[Records about charts and figures]
START

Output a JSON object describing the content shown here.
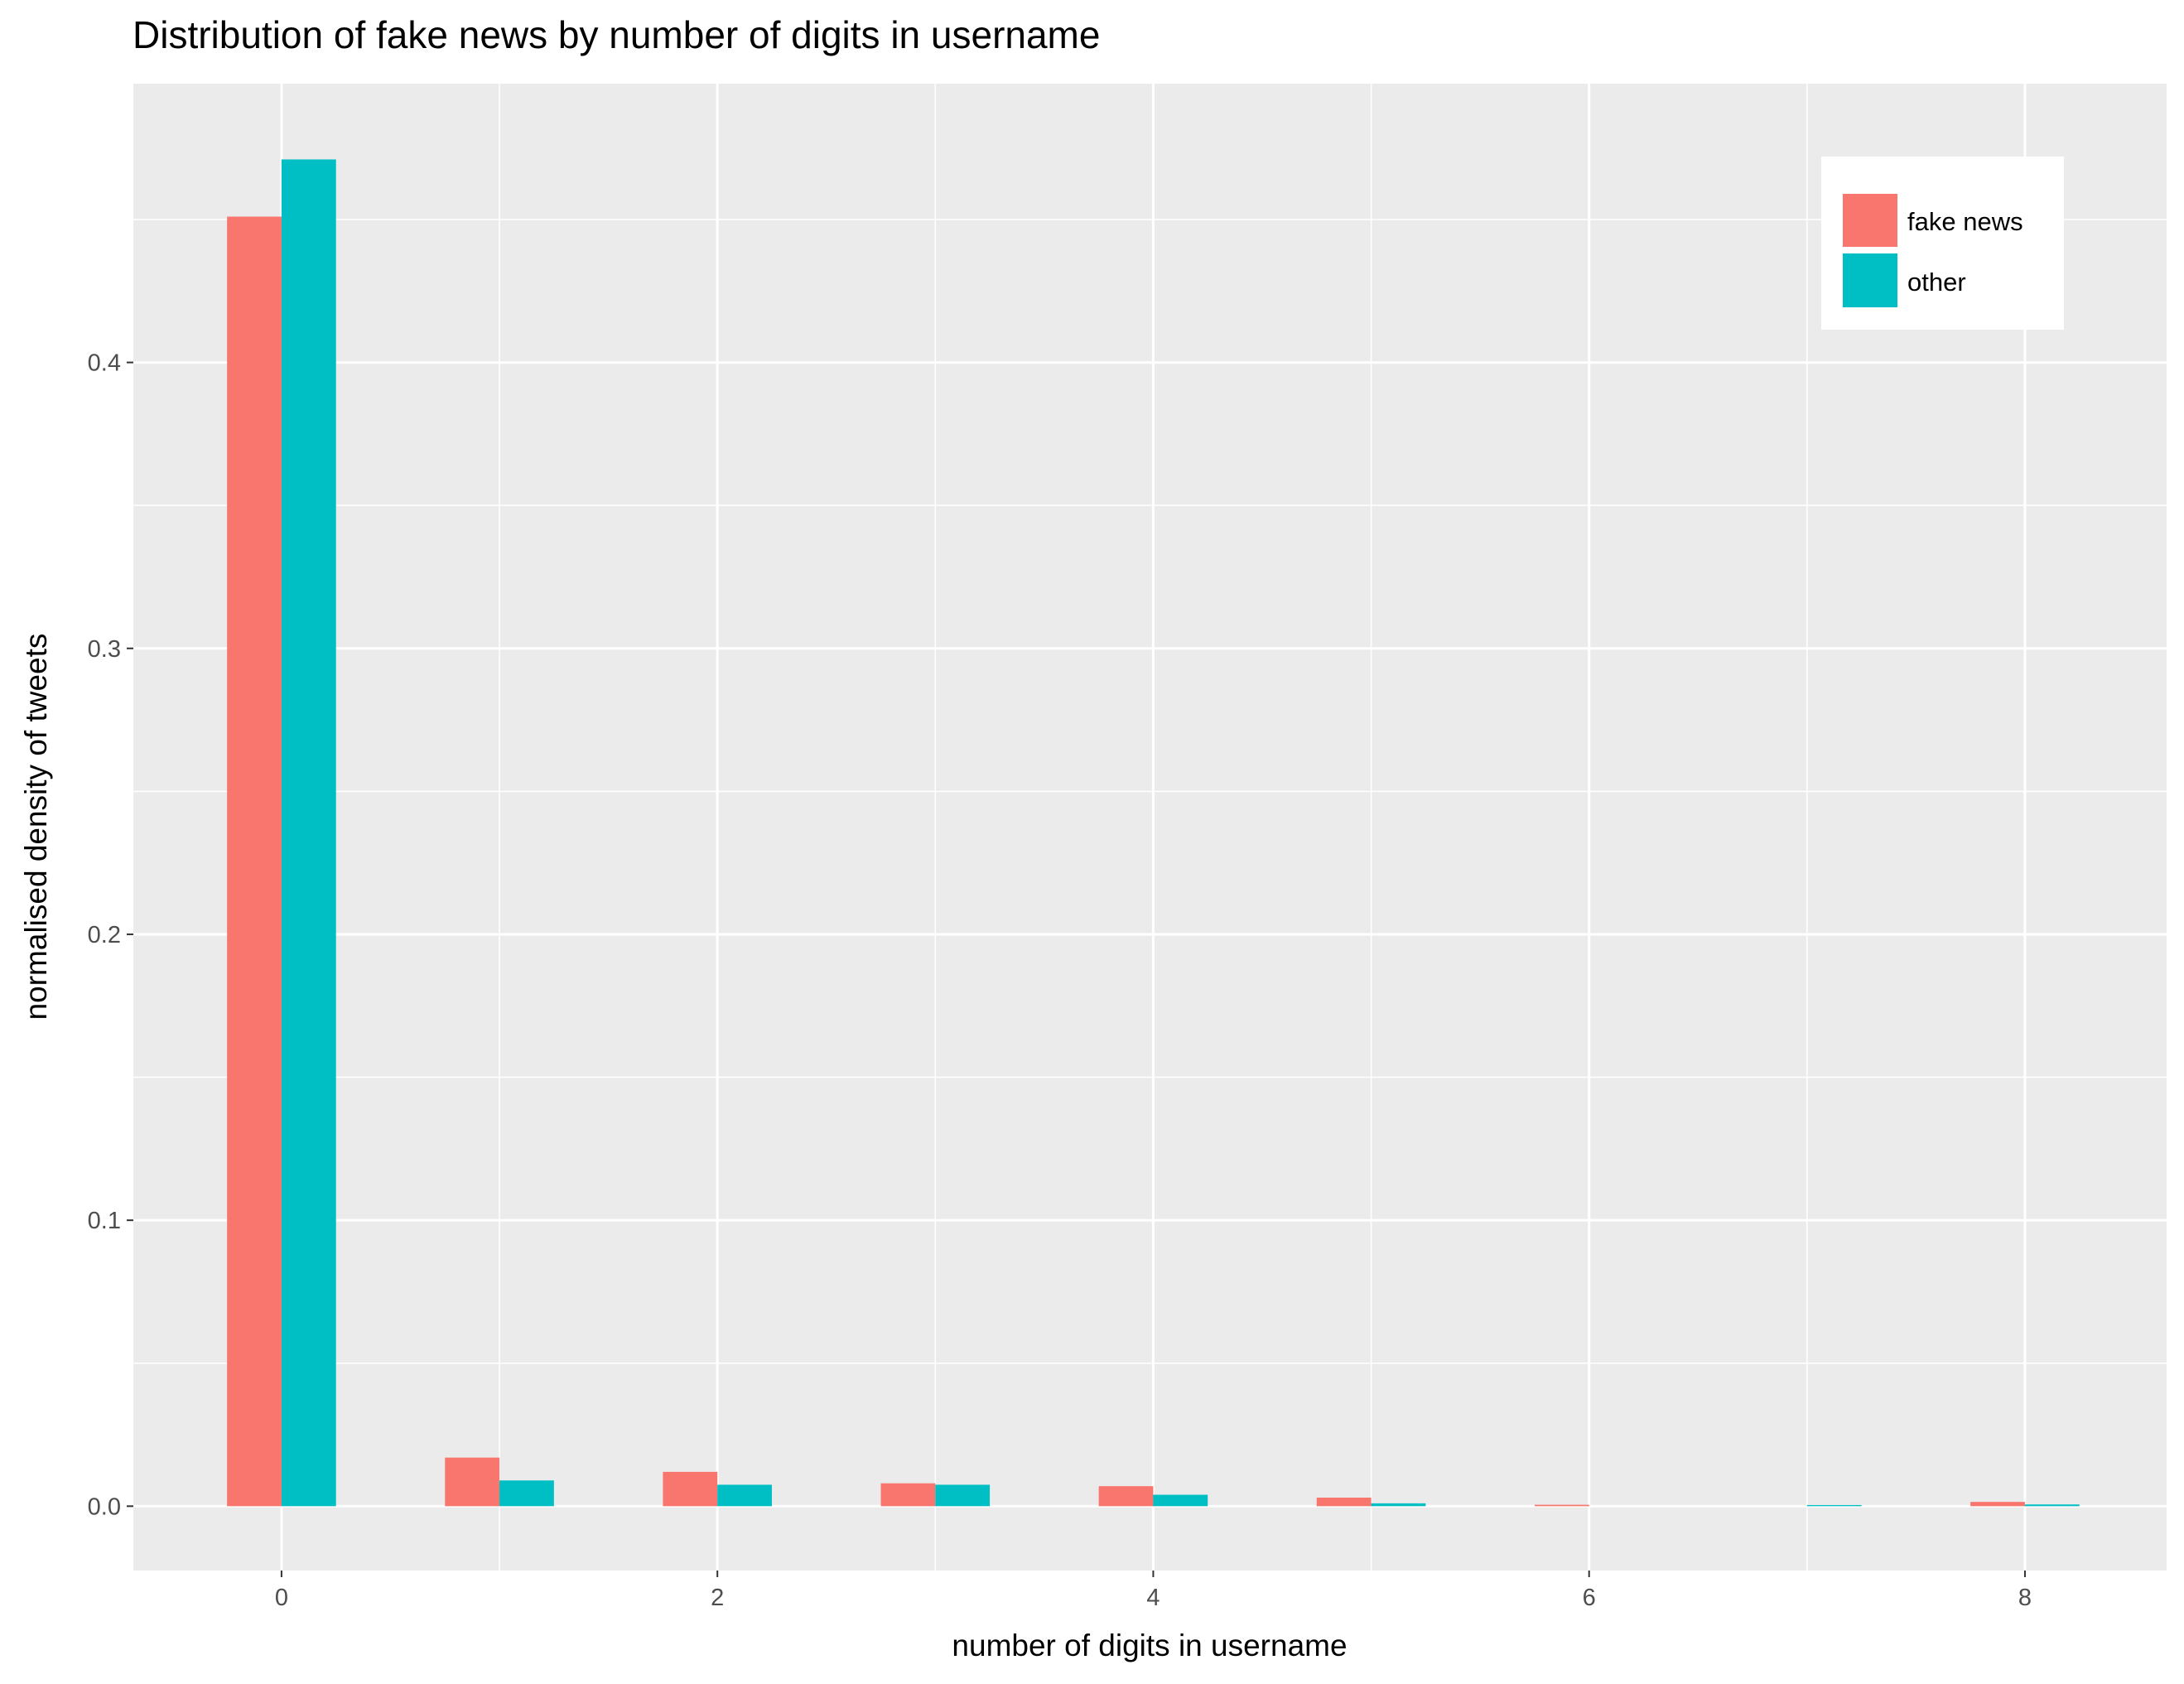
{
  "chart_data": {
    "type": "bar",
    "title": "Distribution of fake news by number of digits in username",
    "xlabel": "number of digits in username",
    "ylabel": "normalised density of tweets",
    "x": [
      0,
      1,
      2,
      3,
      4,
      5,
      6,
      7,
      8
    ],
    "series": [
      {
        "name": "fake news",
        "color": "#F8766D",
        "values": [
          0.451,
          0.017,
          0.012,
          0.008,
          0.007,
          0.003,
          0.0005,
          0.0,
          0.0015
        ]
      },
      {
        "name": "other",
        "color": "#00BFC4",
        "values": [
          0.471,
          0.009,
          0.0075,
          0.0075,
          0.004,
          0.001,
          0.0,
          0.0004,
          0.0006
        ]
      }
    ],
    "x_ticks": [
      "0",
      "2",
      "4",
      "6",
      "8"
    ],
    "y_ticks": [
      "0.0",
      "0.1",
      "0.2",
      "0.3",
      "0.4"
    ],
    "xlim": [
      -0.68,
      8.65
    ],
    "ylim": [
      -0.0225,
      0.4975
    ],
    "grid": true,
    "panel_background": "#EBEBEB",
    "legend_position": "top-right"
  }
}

END

• Exercise description
All of the entries above should be duplicated exactly, except for the pictures.

• Answer to the problem
Output a JSON object describing the content shown here.
{
  "chart_data": {
    "type": "bar",
    "title": "Distribution of fake news by number of digits in username",
    "xlabel": "number of digits in username",
    "ylabel": "normalised density of tweets",
    "x": [
      0,
      1,
      2,
      3,
      4,
      5,
      6,
      7,
      8
    ],
    "series": [
      {
        "name": "fake news",
        "color": "#F8766D",
        "values": [
          0.451,
          0.017,
          0.012,
          0.008,
          0.007,
          0.003,
          0.0005,
          0.0,
          0.0015
        ]
      },
      {
        "name": "other",
        "color": "#00BFC4",
        "values": [
          0.471,
          0.009,
          0.0075,
          0.0075,
          0.004,
          0.001,
          0.0,
          0.0004,
          0.0006
        ]
      }
    ],
    "x_ticks": [
      "0",
      "2",
      "4",
      "6",
      "8"
    ],
    "y_ticks": [
      "0.0",
      "0.1",
      "0.2",
      "0.3",
      "0.4"
    ],
    "xlim": [
      -0.68,
      8.65
    ],
    "ylim": [
      -0.0225,
      0.4975
    ],
    "grid": true,
    "panel_background": "#EBEBEB",
    "legend_position": "top-right"
  }
}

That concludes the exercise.